(Items from a dataset)
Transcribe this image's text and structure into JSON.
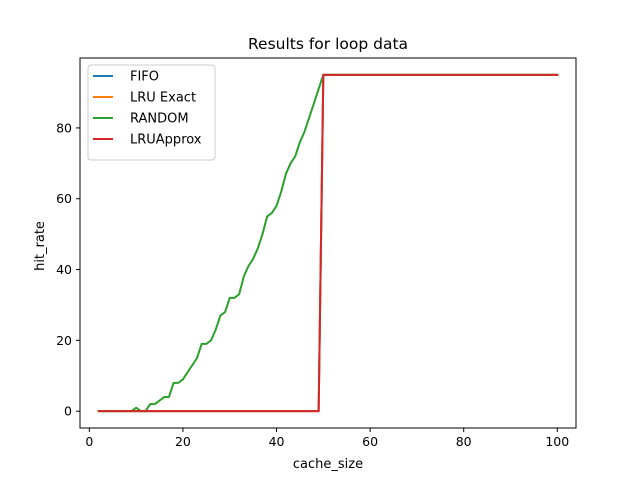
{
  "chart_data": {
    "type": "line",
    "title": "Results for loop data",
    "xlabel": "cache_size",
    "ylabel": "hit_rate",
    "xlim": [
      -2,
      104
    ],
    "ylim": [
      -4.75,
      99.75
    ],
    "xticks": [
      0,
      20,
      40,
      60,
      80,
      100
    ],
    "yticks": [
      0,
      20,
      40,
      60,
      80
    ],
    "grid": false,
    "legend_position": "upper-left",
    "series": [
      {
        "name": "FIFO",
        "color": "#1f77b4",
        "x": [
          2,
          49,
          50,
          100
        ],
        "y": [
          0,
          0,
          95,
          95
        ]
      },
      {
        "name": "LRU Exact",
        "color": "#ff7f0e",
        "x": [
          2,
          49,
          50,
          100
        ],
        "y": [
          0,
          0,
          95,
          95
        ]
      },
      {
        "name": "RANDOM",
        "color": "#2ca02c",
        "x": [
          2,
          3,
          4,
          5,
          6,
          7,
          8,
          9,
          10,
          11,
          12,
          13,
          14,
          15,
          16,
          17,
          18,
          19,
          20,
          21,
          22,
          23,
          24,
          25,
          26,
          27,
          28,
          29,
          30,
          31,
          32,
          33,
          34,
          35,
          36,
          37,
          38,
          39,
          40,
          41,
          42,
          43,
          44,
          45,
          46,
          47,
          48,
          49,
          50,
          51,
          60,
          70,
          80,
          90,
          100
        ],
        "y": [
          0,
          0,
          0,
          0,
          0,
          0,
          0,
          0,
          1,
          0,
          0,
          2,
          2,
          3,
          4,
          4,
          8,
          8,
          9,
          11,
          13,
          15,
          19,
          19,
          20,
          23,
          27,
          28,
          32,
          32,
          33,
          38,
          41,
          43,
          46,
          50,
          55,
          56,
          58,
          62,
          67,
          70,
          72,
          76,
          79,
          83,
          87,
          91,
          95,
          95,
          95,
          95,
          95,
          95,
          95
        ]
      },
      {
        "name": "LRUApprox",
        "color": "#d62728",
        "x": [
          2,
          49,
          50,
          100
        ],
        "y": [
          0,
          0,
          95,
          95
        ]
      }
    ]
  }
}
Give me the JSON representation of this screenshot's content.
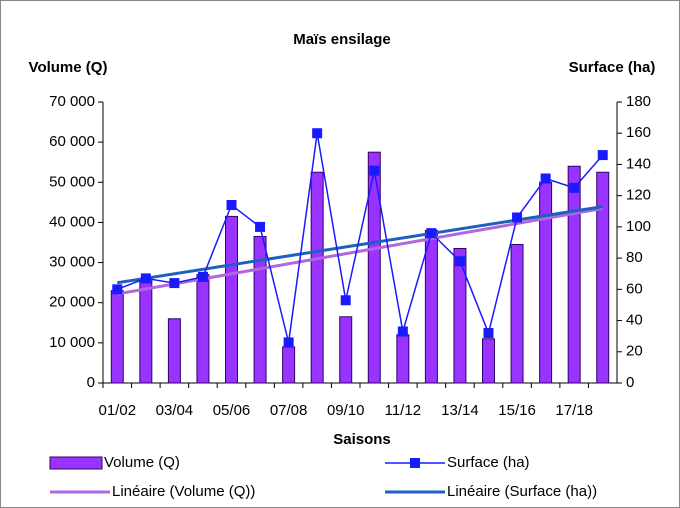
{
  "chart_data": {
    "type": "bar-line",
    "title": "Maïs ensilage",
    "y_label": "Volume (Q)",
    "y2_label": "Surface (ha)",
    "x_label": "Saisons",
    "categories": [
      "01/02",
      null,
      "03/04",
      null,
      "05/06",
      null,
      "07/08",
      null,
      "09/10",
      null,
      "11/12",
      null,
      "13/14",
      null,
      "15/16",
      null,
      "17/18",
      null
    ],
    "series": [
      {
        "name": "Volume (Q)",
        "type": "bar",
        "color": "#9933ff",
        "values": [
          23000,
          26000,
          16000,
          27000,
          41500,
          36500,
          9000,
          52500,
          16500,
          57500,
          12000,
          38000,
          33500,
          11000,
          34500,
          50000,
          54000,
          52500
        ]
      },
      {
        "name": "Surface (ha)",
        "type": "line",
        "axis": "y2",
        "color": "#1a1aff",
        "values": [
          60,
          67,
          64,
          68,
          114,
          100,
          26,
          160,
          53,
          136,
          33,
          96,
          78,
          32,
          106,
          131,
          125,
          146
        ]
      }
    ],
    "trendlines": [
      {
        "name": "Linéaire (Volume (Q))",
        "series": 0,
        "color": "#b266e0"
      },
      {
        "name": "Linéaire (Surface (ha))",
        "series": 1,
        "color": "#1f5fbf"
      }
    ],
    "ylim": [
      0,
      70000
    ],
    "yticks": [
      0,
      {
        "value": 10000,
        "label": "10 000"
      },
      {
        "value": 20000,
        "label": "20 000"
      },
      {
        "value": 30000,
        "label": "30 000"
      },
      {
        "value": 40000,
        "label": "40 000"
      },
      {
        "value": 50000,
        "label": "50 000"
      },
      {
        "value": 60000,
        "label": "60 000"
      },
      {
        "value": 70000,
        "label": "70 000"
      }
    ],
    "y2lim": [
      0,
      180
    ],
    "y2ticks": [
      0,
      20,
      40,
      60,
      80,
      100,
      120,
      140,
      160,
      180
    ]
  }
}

## BRIEF:
Return solely the number of lines in the data that include the word "JSON".

## IN RESPONSE:
2